▶ SET PROBLEM
Give back exactly the lines starting at the one with "Read out every word on this page." and ending at the last line of the data below. Pictures are not part of the copy.

* Begin MATERIAL FOR THE TASK *

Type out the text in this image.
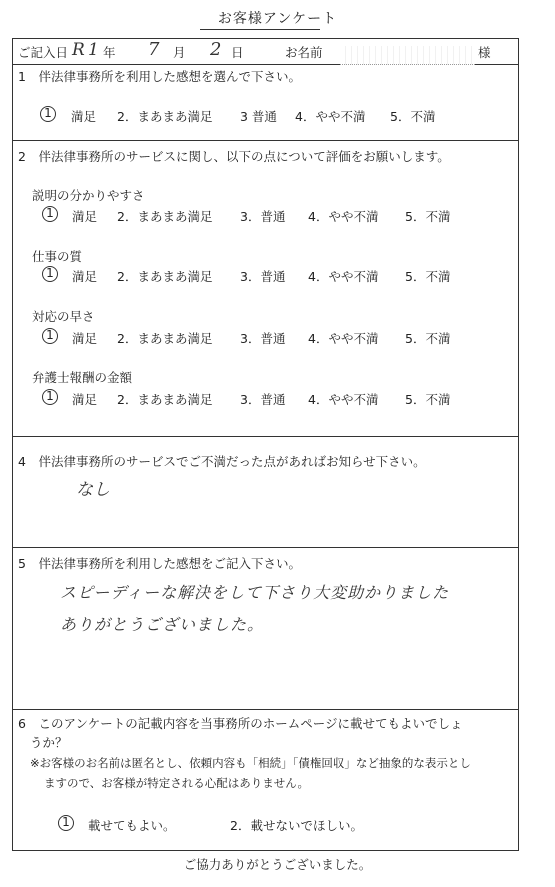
お客様アンケート
ご記入日 R 1 年 7 月 2 日	お名前	様
1　伴法律事務所を利用した感想を選んで下さい。
1	満足 2．まあまあ満足 3 普通 4．やや不満 5．不満
2　伴法律事務所のサービスに関し、以下の点について評価をお願いします。
説明の分かりやすさ
1	満足 2．まあまあ満足 3．普通 4．やや不満 5．不満
仕事の質
1	満足 2．まあまあ満足 3．普通 4．やや不満 5．不満
対応の早さ
1	満足 2．まあまあ満足 3．普通 4．やや不満 5．不満
弁護士報酬の金額
1	満足 2．まあまあ満足 3．普通 4．やや不満 5．不満
4　伴法律事務所のサービスでご不満だった点があればお知らせ下さい。
なし
5　伴法律事務所を利用した感想をご記入下さい。
スピーディーな解決をして下さり大変助かりました
ありがとうございました。
6　このアンケートの記載内容を当事務所のホームページに載せてもよいでしょ
うか？
※お客様のお名前は匿名とし、依頼内容も「相続」「債権回収」など抽象的な表示とし
ますので、お客様が特定される心配はありません。
1	載せてもよい。	2．載せないでほしい。
ご協力ありがとうございました。
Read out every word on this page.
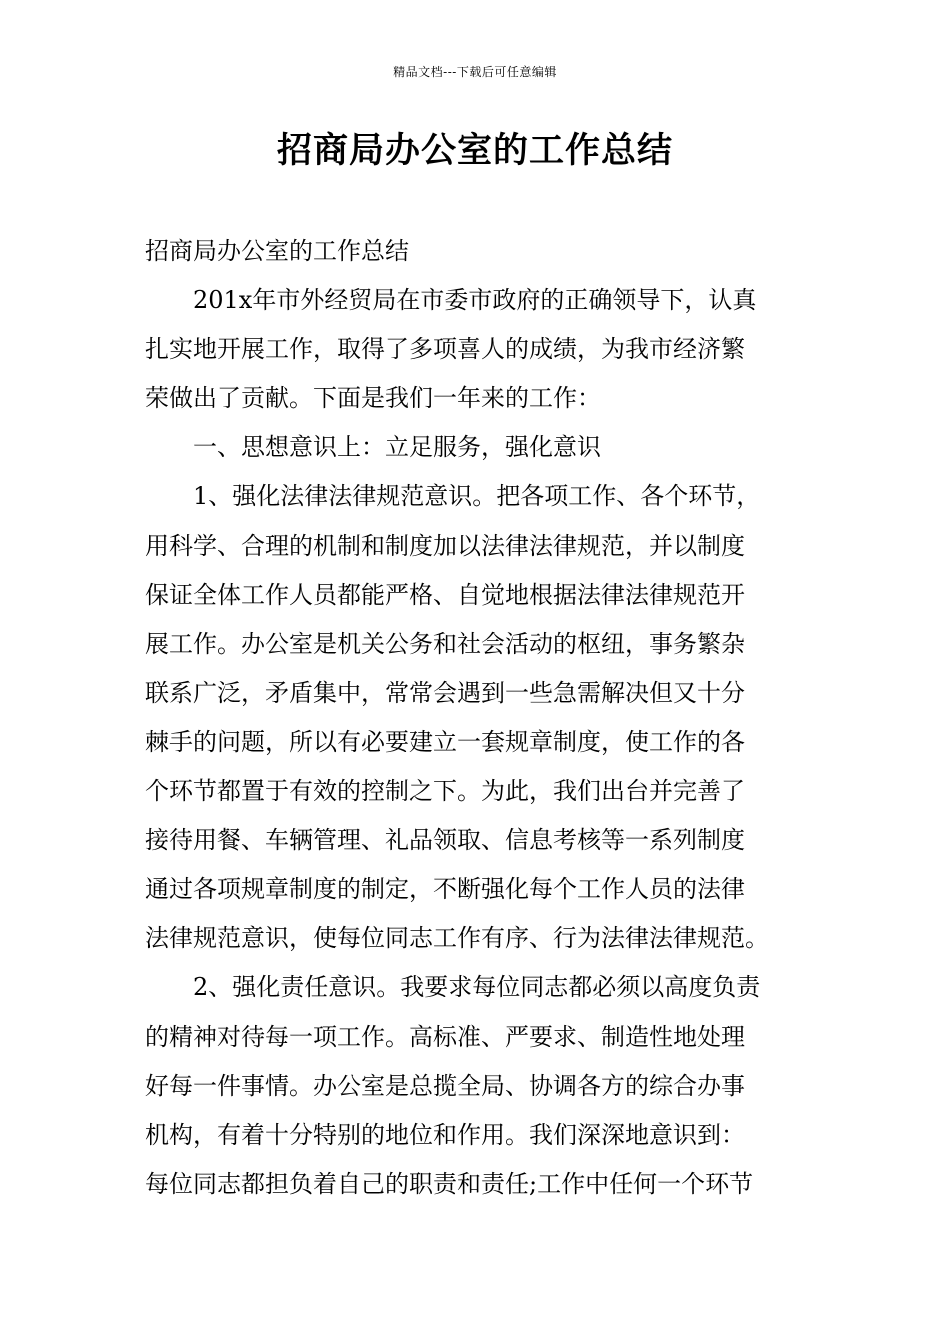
精品文档---下载后可任意编辑
招商局办公室的工作总结
招商局办公室的工作总结
201x年市外经贸局在市委市政府的正确领导下，认真
扎实地开展工作，取得了多项喜人的成绩，为我市经济繁
荣做出了贡献。下面是我们一年来的工作：
一、思想意识上：立足服务，强化意识
1、强化法律法律规范意识。把各项工作、各个环节，
用科学、合理的机制和制度加以法律法律规范，并以制度
保证全体工作人员都能严格、自觉地根据法律法律规范开
展工作。办公室是机关公务和社会活动的枢纽，事务繁杂
联系广泛，矛盾集中，常常会遇到一些急需解决但又十分
棘手的问题，所以有必要建立一套规章制度，使工作的各
个环节都置于有效的控制之下。为此，我们出台并完善了
接待用餐、车辆管理、礼品领取、信息考核等一系列制度
通过各项规章制度的制定，不断强化每个工作人员的法律
法律规范意识，使每位同志工作有序、行为法律法律规范。
2、强化责任意识。我要求每位同志都必须以高度负责
的精神对待每一项工作。高标准、严要求、制造性地处理
好每一件事情。办公室是总揽全局、协调各方的综合办事
机构，有着十分特别的地位和作用。我们深深地意识到：
每位同志都担负着自己的职责和责任;工作中任何一个环节
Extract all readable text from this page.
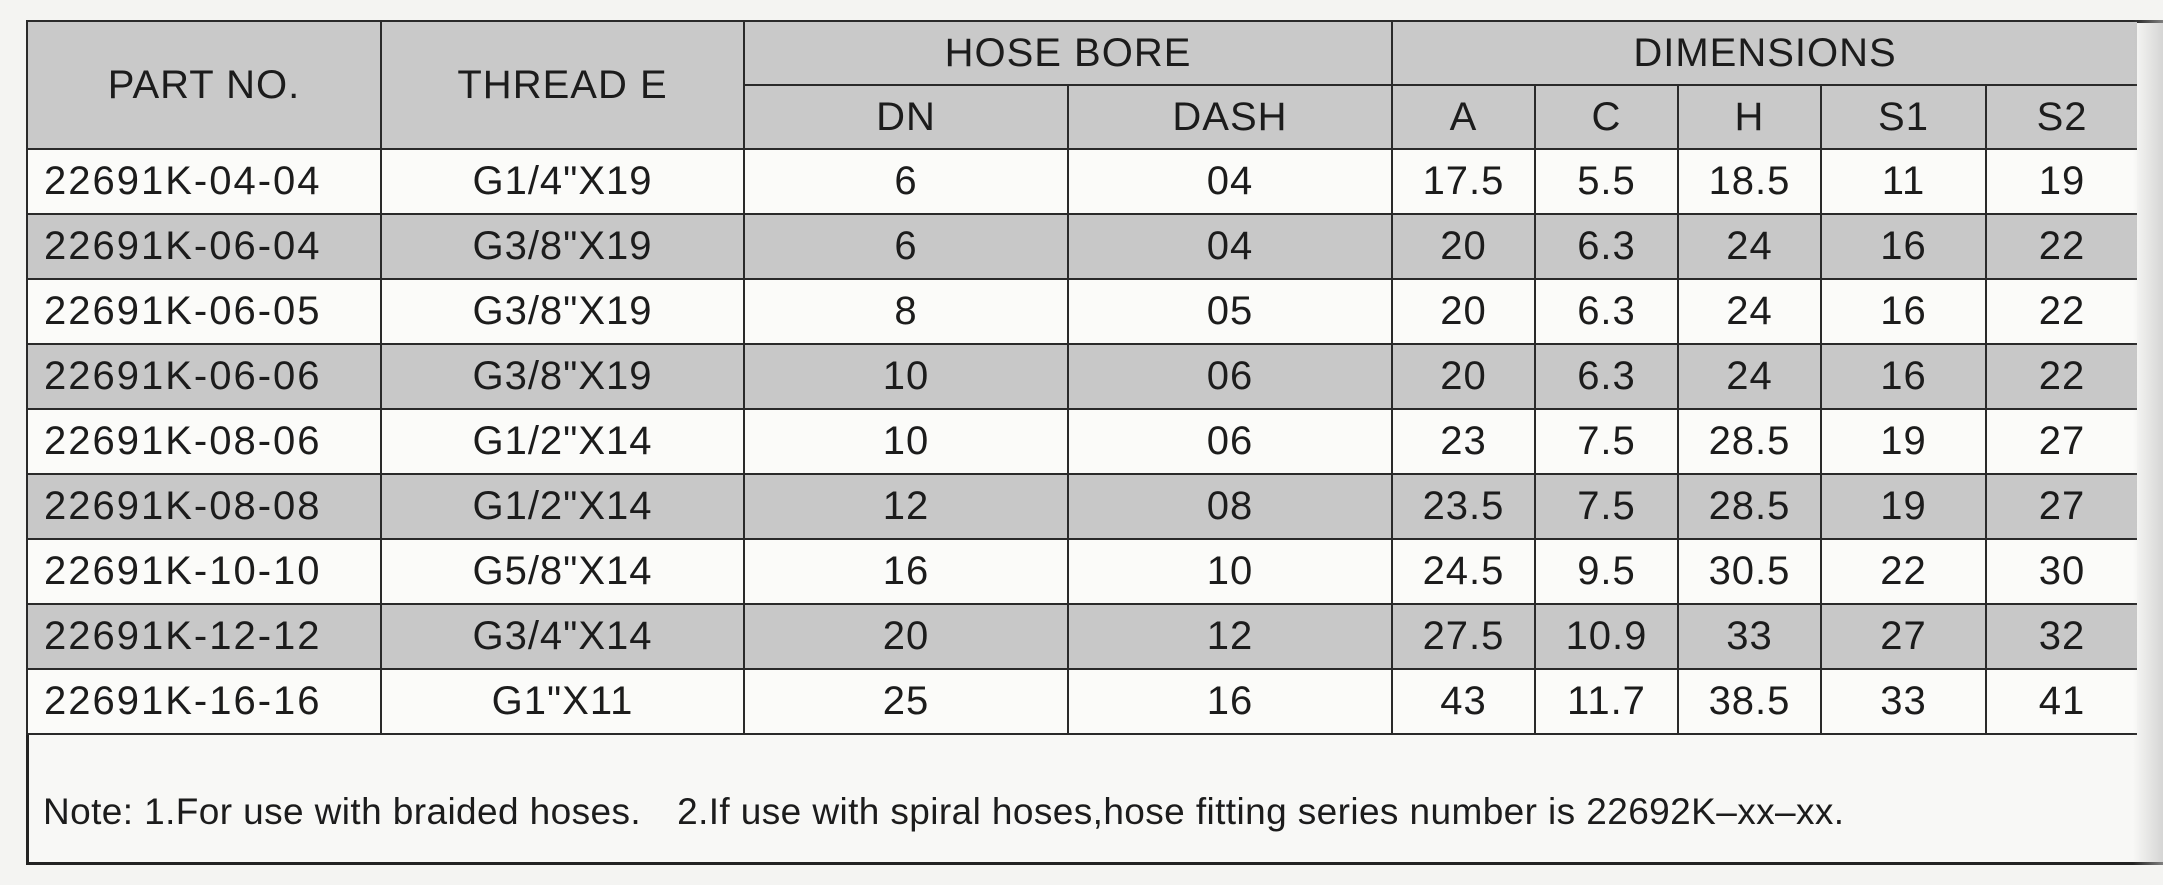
PART NO.	THREAD E	HOSE BORE		DIMENSIONS				
		DN	DASH	A	C	H	S1	S2
22691K-04-04	G1/4"X19	6	04	17.5	5.5	18.5	11	19
22691K-06-04	G3/8"X19	6	04	20	6.3	24	16	22
22691K-06-05	G3/8"X19	8	05	20	6.3	24	16	22
22691K-06-06	G3/8"X19	10	06	20	6.3	24	16	22
22691K-08-06	G1/2"X14	10	06	23	7.5	28.5	19	27
22691K-08-08	G1/2"X14	12	08	23.5	7.5	28.5	19	27
22691K-10-10	G5/8"X14	16	10	24.5	9.5	30.5	22	30
22691K-12-12	G3/4"X14	20	12	27.5	10.9	33	27	32
22691K-16-16	G1"X11	25	16	43	11.7	38.5	33	41
Note: 1.For use with braided hoses. 2.If use with spiral hoses,hose fitting series number is 22692K–xx–xx.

* End MATERIAL FOR THE TASK *

▶ FINAL RESULT
Read out every word on this page.
精品文档---下载后可任意编辑
招商局办公室的工作总结
招商局办公室的工作总结
201x年市外经贸局在市委市政府的正确领导下，认真
扎实地开展工作，取得了多项喜人的成绩，为我市经济繁
荣做出了贡献。下面是我们一年来的工作：
一、思想意识上：立足服务，强化意识
1、强化法律法律规范意识。把各项工作、各个环节，
用科学、合理的机制和制度加以法律法律规范，并以制度
保证全体工作人员都能严格、自觉地根据法律法律规范开
展工作。办公室是机关公务和社会活动的枢纽，事务繁杂
联系广泛，矛盾集中，常常会遇到一些急需解决但又十分
棘手的问题，所以有必要建立一套规章制度，使工作的各
个环节都置于有效的控制之下。为此，我们出台并完善了
接待用餐、车辆管理、礼品领取、信息考核等一系列制度
通过各项规章制度的制定，不断强化每个工作人员的法律
法律规范意识，使每位同志工作有序、行为法律法律规范。
2、强化责任意识。我要求每位同志都必须以高度负责
的精神对待每一项工作。高标准、严要求、制造性地处理
好每一件事情。办公室是总揽全局、协调各方的综合办事
机构，有着十分特别的地位和作用。我们深深地意识到：
每位同志都担负着自己的职责和责任;工作中任何一个环节
Extract all readable text from this page.
PART NO.	THREAD E	HOSE BORE		DIMENSIONS				
		DN	DASH	A	C	H	S1	S2
22691K-04-04	G1/4"X19	6	04	17.5	5.5	18.5	11	19
22691K-06-04	G3/8"X19	6	04	20	6.3	24	16	22
22691K-06-05	G3/8"X19	8	05	20	6.3	24	16	22
22691K-06-06	G3/8"X19	10	06	20	6.3	24	16	22
22691K-08-06	G1/2"X14	10	06	23	7.5	28.5	19	27
22691K-08-08	G1/2"X14	12	08	23.5	7.5	28.5	19	27
22691K-10-10	G5/8"X14	16	10	24.5	9.5	30.5	22	30
22691K-12-12	G3/4"X14	20	12	27.5	10.9	33	27	32
22691K-16-16	G1"X11	25	16	43	11.7	38.5	33	41
Note: 1.For use with braided hoses. 2.If use with spiral hoses,hose fitting series number is 22692K–xx–xx.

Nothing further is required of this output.